■ EXERCISE DETAILS ■
Images do not belong in the copy. Retype all the entries below exactly.

■ DATA SHOWN ■
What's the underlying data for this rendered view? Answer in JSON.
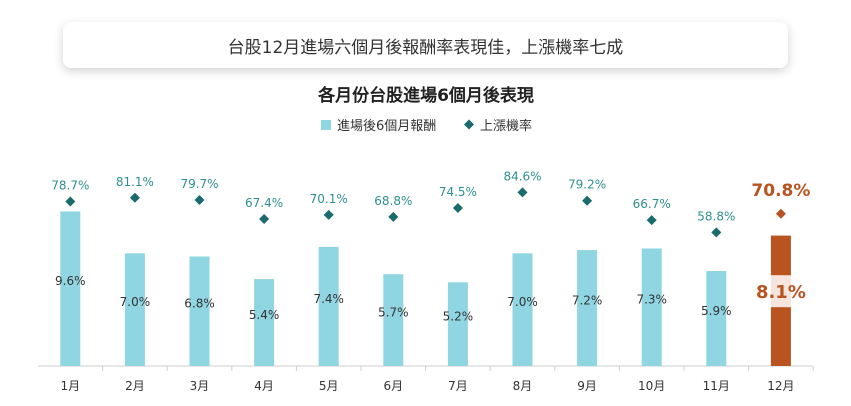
{
  "banner": {
    "text": "台股12月進場六個月後報酬率表現佳，上漲機率七成"
  },
  "colors": {
    "bar": "#8fd5e2",
    "bar_highlight": "#b9531f",
    "marker": "#1a6b6b",
    "marker_highlight": "#b9531f",
    "rate_label": "#2f8f8f",
    "rate_label_highlight": "#b9531f",
    "axis": "#cfcfcf",
    "text": "#333333"
  },
  "chart_data": {
    "type": "bar",
    "title": "各月份台股進場6個月後表現",
    "legend": [
      "進場後6個月報酬",
      "上漲機率"
    ],
    "legend_placement": "top-center",
    "categories": [
      "1月",
      "2月",
      "3月",
      "4月",
      "5月",
      "6月",
      "7月",
      "8月",
      "9月",
      "10月",
      "11月",
      "12月"
    ],
    "series": [
      {
        "name": "進場後6個月報酬",
        "type": "bar",
        "values": [
          9.6,
          7.0,
          6.8,
          5.4,
          7.4,
          5.7,
          5.2,
          7.0,
          7.2,
          7.3,
          5.9,
          8.1
        ],
        "labels": [
          "9.6%",
          "7.0%",
          "6.8%",
          "5.4%",
          "7.4%",
          "5.7%",
          "5.2%",
          "7.0%",
          "7.2%",
          "7.3%",
          "5.9%",
          "8.1%"
        ]
      },
      {
        "name": "上漲機率",
        "type": "scatter",
        "values": [
          78.7,
          81.1,
          79.7,
          67.4,
          70.1,
          68.8,
          74.5,
          84.6,
          79.2,
          66.7,
          58.8,
          70.8
        ],
        "labels": [
          "78.7%",
          "81.1%",
          "79.7%",
          "67.4%",
          "70.1%",
          "68.8%",
          "74.5%",
          "84.6%",
          "79.2%",
          "66.7%",
          "58.8%",
          "70.8%"
        ]
      }
    ],
    "highlight_index": 11,
    "grid": false
  }
}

■ REPLY ■
What's the underlying data for this rendered view? Answer in JSON.
{
  "banner": {
    "text": "台股12月進場六個月後報酬率表現佳，上漲機率七成"
  },
  "colors": {
    "bar": "#8fd5e2",
    "bar_highlight": "#b9531f",
    "marker": "#1a6b6b",
    "marker_highlight": "#b9531f",
    "rate_label": "#2f8f8f",
    "rate_label_highlight": "#b9531f",
    "axis": "#cfcfcf",
    "text": "#333333"
  },
  "chart_data": {
    "type": "bar",
    "title": "各月份台股進場6個月後表現",
    "legend": [
      "進場後6個月報酬",
      "上漲機率"
    ],
    "legend_placement": "top-center",
    "categories": [
      "1月",
      "2月",
      "3月",
      "4月",
      "5月",
      "6月",
      "7月",
      "8月",
      "9月",
      "10月",
      "11月",
      "12月"
    ],
    "series": [
      {
        "name": "進場後6個月報酬",
        "type": "bar",
        "values": [
          9.6,
          7.0,
          6.8,
          5.4,
          7.4,
          5.7,
          5.2,
          7.0,
          7.2,
          7.3,
          5.9,
          8.1
        ],
        "labels": [
          "9.6%",
          "7.0%",
          "6.8%",
          "5.4%",
          "7.4%",
          "5.7%",
          "5.2%",
          "7.0%",
          "7.2%",
          "7.3%",
          "5.9%",
          "8.1%"
        ]
      },
      {
        "name": "上漲機率",
        "type": "scatter",
        "values": [
          78.7,
          81.1,
          79.7,
          67.4,
          70.1,
          68.8,
          74.5,
          84.6,
          79.2,
          66.7,
          58.8,
          70.8
        ],
        "labels": [
          "78.7%",
          "81.1%",
          "79.7%",
          "67.4%",
          "70.1%",
          "68.8%",
          "74.5%",
          "84.6%",
          "79.2%",
          "66.7%",
          "58.8%",
          "70.8%"
        ]
      }
    ],
    "highlight_index": 11,
    "grid": false
  }
}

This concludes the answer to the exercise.